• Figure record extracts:
--- --- ---

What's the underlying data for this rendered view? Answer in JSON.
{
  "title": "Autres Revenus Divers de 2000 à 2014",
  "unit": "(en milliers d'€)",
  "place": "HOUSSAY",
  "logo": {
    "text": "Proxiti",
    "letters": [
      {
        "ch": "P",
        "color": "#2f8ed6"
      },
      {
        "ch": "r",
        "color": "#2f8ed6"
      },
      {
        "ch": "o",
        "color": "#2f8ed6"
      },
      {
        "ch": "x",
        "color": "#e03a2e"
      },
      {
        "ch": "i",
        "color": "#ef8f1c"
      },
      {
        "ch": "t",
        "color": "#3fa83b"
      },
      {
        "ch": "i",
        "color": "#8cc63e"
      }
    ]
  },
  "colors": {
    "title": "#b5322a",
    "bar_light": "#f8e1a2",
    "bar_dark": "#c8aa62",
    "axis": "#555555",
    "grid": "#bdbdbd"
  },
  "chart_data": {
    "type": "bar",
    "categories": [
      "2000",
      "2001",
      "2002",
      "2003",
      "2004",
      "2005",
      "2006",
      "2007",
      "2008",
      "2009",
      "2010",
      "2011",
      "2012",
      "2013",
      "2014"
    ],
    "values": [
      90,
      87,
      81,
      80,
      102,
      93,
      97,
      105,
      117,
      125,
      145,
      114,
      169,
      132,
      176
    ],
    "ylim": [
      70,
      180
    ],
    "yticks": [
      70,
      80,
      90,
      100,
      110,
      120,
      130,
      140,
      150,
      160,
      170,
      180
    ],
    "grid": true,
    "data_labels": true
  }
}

--- --- ---

Scan the material above. Copy each line where "title" occurs.

  "title": "Autres Revenus Divers de 2000 à 2014",
    "title": "#b5322a",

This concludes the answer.